# [WHAT YOU ARE ASKED TO DO]
Write out every record in full, exactly as written, please.
☆ ☆ ☆ ☆
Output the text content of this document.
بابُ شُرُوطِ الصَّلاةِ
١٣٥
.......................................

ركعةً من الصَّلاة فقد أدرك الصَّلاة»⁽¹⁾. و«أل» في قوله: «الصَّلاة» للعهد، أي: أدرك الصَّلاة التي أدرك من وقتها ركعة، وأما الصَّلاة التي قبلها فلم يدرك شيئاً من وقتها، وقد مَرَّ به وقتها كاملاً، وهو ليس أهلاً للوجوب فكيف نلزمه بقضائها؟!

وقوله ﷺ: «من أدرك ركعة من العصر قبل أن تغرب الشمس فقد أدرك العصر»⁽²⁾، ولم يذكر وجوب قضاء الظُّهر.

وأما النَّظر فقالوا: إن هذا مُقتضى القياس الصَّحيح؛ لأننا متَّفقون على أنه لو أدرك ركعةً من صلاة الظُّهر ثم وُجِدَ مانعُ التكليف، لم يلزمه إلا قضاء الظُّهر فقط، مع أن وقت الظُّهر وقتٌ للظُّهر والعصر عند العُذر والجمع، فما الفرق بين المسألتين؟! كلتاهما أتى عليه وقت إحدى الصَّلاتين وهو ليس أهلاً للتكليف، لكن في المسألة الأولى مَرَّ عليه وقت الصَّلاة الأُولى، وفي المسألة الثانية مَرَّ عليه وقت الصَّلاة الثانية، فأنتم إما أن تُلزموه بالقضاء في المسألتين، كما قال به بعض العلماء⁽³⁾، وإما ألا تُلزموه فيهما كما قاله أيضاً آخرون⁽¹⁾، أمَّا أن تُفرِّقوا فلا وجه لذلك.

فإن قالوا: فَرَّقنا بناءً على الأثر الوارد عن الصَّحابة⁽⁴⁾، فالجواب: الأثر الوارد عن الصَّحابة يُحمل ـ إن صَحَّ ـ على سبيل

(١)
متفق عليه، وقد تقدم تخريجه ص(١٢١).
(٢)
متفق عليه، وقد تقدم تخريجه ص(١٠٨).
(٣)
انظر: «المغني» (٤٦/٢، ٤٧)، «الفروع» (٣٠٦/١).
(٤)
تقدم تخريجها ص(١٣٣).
☆ ☆ ☆ ☆
# [COMPLETED TASK]
Output the text content of this document.
بابُ شُرُوطِ الصَّلاةِ
١٣٥
.......................................

ركعةً من الصَّلاة فقد أدرك الصَّلاة»⁽¹⁾. و«أل» في قوله: «الصَّلاة» للعهد، أي: أدرك الصَّلاة التي أدرك من وقتها ركعة، وأما الصَّلاة التي قبلها فلم يدرك شيئاً من وقتها، وقد مَرَّ به وقتها كاملاً، وهو ليس أهلاً للوجوب فكيف نلزمه بقضائها؟!

وقوله ﷺ: «من أدرك ركعة من العصر قبل أن تغرب الشمس فقد أدرك العصر»⁽²⁾، ولم يذكر وجوب قضاء الظُّهر.

وأما النَّظر فقالوا: إن هذا مُقتضى القياس الصَّحيح؛ لأننا متَّفقون على أنه لو أدرك ركعةً من صلاة الظُّهر ثم وُجِدَ مانعُ التكليف، لم يلزمه إلا قضاء الظُّهر فقط، مع أن وقت الظُّهر وقتٌ للظُّهر والعصر عند العُذر والجمع، فما الفرق بين المسألتين؟! كلتاهما أتى عليه وقت إحدى الصَّلاتين وهو ليس أهلاً للتكليف، لكن في المسألة الأولى مَرَّ عليه وقت الصَّلاة الأُولى، وفي المسألة الثانية مَرَّ عليه وقت الصَّلاة الثانية، فأنتم إما أن تُلزموه بالقضاء في المسألتين، كما قال به بعض العلماء⁽³⁾، وإما ألا تُلزموه فيهما كما قاله أيضاً آخرون⁽¹⁾، أمَّا أن تُفرِّقوا فلا وجه لذلك.

فإن قالوا: فَرَّقنا بناءً على الأثر الوارد عن الصَّحابة⁽⁴⁾، فالجواب: الأثر الوارد عن الصَّحابة يُحمل ـ إن صَحَّ ـ على سبيل

(١)
متفق عليه، وقد تقدم تخريجه ص(١٢١).
(٢)
متفق عليه، وقد تقدم تخريجه ص(١٠٨).
(٣)
انظر: «المغني» (٤٦/٢، ٤٧)، «الفروع» (٣٠٦/١).
(٤)
تقدم تخريجها ص(١٣٣).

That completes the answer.